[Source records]
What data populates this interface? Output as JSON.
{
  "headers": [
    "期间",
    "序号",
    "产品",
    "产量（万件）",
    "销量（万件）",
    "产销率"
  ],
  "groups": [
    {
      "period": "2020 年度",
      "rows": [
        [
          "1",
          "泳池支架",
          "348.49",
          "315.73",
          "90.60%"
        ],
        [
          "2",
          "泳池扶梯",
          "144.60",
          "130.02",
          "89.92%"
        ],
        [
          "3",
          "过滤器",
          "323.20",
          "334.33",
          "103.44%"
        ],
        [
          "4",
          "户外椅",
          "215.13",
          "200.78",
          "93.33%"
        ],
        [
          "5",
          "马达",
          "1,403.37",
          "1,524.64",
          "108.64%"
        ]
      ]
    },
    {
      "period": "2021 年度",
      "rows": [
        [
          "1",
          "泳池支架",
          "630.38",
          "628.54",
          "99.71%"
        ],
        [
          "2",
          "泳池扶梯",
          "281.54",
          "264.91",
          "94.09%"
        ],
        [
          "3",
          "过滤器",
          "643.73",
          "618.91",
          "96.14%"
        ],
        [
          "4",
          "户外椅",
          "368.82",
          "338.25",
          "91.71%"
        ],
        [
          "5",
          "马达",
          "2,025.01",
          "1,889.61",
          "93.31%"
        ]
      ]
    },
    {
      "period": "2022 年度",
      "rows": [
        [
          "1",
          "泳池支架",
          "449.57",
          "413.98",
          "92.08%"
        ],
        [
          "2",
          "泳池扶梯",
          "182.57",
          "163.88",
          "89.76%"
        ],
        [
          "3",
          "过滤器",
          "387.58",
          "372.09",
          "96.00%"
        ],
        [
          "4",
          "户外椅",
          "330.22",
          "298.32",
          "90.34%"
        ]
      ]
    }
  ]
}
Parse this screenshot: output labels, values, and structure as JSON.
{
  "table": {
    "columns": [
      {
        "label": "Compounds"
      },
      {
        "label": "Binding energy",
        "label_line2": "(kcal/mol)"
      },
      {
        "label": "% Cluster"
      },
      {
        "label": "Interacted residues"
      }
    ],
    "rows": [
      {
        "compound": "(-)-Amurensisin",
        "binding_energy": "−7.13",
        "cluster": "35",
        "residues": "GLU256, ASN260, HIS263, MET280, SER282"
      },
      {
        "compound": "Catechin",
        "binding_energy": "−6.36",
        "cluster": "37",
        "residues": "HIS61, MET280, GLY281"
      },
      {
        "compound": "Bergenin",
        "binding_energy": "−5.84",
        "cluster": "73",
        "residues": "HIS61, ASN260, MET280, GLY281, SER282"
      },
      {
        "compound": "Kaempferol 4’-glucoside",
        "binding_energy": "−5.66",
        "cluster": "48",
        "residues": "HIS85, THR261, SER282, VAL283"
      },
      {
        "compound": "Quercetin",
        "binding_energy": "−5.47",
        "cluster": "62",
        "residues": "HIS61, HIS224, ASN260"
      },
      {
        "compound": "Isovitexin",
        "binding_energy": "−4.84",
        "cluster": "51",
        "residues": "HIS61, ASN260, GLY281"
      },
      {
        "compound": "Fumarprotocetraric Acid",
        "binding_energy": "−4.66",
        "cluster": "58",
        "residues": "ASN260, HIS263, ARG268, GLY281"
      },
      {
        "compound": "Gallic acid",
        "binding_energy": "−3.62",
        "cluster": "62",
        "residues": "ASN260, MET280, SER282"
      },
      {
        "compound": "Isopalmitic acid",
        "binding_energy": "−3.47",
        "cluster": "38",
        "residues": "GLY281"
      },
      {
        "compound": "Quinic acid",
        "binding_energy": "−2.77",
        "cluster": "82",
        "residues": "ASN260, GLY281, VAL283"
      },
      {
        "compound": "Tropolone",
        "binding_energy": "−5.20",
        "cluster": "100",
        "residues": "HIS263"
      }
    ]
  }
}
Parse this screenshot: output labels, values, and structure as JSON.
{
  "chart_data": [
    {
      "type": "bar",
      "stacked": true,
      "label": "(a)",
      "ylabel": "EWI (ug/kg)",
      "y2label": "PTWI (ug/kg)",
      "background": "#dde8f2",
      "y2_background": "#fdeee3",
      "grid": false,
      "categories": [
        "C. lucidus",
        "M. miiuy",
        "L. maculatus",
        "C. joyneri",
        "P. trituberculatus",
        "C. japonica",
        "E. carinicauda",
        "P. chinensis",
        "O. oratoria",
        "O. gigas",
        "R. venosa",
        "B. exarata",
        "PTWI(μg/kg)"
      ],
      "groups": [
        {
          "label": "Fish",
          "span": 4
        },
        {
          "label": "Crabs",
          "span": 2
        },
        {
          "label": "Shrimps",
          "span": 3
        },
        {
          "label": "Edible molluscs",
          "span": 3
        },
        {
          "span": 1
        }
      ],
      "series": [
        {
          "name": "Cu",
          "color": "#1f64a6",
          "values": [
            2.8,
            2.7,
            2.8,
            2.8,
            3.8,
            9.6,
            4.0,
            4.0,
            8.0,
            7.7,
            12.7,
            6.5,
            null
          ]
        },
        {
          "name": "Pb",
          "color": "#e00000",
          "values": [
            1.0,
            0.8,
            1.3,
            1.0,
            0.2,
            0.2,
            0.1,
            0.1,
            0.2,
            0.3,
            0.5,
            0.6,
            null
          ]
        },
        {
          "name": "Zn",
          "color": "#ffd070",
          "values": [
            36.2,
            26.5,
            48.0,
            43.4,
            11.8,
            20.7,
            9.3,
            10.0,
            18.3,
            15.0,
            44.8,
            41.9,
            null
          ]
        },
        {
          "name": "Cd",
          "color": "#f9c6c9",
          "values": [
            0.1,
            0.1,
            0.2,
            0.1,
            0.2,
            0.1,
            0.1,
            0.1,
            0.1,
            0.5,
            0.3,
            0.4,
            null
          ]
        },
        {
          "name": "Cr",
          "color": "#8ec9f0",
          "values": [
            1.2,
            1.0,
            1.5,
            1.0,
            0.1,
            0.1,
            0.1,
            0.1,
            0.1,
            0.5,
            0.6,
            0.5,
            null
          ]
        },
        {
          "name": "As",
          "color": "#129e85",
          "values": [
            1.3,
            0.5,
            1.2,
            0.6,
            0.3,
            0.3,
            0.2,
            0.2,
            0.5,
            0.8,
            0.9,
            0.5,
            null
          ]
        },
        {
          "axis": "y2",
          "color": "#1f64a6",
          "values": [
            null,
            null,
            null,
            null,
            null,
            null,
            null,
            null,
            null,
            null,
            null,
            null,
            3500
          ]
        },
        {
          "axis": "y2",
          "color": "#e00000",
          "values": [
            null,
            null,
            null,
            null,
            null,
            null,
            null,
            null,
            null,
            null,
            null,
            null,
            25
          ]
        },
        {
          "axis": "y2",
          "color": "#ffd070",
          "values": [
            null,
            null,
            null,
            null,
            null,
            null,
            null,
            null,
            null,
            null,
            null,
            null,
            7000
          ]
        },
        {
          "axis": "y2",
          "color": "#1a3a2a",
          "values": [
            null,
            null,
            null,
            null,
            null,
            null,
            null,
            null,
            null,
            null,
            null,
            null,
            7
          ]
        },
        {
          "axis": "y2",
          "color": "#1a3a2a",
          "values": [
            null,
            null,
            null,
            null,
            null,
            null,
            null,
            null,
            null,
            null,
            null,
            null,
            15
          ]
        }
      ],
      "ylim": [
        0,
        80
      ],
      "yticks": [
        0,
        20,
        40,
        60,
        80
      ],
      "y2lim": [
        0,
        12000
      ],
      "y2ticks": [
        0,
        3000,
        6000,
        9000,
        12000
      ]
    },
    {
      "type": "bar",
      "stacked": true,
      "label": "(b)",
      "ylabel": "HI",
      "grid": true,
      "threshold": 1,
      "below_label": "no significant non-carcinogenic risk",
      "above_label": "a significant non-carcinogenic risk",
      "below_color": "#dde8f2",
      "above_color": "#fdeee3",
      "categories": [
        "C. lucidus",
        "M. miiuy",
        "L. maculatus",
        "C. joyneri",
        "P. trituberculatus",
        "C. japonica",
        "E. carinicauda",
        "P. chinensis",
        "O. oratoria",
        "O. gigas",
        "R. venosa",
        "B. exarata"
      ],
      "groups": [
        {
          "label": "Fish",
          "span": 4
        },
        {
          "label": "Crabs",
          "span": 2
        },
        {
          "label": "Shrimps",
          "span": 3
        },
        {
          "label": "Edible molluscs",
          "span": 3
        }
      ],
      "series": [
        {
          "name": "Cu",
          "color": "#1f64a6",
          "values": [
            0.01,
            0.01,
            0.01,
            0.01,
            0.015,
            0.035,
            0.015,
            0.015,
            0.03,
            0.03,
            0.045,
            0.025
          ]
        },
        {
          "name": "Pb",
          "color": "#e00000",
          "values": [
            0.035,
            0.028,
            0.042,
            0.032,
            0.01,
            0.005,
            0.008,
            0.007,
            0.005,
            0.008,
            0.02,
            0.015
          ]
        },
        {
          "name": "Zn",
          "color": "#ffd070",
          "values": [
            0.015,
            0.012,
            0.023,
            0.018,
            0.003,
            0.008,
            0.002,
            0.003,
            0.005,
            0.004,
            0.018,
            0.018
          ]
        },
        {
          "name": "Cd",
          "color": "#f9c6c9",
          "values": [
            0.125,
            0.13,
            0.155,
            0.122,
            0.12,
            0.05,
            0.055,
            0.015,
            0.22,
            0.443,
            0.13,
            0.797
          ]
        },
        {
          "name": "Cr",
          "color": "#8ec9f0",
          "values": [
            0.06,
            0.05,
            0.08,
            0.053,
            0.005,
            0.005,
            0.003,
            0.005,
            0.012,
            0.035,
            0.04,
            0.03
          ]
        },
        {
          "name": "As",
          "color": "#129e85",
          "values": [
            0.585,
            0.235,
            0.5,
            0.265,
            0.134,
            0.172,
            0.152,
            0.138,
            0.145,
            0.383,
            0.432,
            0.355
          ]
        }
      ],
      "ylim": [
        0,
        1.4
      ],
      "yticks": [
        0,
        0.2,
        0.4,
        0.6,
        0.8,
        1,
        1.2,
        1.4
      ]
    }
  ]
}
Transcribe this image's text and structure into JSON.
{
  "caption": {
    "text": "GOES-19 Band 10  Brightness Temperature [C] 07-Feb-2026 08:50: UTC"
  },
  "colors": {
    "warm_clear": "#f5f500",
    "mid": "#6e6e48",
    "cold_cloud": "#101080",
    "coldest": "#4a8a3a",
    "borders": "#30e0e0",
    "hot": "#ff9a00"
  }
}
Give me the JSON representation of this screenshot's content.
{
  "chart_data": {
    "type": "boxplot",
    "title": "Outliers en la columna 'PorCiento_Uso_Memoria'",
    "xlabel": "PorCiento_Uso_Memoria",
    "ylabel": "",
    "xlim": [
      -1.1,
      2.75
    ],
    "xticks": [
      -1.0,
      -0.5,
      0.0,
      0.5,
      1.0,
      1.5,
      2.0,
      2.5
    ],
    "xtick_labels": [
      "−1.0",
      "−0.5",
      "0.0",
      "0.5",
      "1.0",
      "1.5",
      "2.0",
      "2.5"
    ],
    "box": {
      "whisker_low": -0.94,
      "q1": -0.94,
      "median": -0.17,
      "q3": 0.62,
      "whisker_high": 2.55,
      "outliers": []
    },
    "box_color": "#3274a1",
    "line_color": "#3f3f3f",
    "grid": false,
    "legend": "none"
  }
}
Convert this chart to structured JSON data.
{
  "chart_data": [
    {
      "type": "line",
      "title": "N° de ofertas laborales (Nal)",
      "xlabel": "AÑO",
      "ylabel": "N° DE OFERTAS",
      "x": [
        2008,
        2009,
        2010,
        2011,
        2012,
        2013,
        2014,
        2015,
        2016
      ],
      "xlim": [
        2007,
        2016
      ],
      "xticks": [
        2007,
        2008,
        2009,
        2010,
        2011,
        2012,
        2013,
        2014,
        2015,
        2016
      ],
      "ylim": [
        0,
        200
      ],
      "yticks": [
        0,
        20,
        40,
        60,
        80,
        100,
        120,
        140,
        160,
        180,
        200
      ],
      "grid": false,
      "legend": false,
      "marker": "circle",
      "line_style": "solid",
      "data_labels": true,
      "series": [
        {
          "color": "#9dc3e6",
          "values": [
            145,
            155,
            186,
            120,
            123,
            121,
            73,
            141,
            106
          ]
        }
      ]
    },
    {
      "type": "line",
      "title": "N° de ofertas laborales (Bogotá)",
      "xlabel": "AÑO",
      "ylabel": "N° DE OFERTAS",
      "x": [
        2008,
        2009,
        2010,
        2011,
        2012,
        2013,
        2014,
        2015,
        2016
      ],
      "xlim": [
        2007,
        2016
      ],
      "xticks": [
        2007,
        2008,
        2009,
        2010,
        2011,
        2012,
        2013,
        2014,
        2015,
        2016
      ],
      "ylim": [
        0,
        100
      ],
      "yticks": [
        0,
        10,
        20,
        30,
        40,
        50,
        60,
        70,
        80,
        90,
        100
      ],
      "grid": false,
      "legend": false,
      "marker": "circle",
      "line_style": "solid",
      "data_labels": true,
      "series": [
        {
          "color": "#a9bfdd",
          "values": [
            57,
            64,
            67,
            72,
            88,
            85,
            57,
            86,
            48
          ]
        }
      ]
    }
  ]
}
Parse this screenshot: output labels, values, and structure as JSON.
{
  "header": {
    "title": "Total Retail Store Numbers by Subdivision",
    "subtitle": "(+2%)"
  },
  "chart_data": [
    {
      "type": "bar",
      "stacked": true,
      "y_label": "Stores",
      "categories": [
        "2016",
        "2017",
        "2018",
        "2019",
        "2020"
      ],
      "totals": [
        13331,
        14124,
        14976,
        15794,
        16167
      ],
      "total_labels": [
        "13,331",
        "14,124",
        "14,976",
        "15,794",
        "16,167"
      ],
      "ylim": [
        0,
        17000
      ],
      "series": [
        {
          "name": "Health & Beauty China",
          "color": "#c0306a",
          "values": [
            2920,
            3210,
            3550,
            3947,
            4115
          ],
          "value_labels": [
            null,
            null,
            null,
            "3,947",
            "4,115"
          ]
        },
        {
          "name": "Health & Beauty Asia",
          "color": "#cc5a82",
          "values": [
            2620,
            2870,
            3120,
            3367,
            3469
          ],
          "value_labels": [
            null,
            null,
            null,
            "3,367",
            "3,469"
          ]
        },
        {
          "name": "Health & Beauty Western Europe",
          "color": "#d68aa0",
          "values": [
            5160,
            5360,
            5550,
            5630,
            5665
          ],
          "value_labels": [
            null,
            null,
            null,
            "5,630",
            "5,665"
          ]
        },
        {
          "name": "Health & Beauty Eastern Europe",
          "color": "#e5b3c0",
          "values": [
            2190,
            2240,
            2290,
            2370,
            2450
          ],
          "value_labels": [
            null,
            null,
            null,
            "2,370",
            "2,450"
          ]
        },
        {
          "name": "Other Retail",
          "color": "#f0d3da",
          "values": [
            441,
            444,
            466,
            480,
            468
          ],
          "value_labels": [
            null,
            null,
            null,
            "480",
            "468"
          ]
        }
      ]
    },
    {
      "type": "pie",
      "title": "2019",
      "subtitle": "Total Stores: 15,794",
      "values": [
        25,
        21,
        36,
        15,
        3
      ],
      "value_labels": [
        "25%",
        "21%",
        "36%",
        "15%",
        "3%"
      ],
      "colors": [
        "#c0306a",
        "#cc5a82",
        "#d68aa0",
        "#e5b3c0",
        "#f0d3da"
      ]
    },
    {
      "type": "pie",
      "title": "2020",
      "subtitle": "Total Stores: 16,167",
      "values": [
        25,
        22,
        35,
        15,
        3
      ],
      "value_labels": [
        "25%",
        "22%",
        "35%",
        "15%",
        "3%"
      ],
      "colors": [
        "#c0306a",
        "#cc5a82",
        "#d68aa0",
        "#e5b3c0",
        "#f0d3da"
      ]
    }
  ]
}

> Written request: Filter the data for the string "ylabel" and copy every line that has it.

> Exercise solution:
      "ylabel": "EWI (ug/kg)",
      "ylabel": "HI",
    "ylabel": "",
      "ylabel": "N° DE OFERTAS",
      "ylabel": "N° DE OFERTAS",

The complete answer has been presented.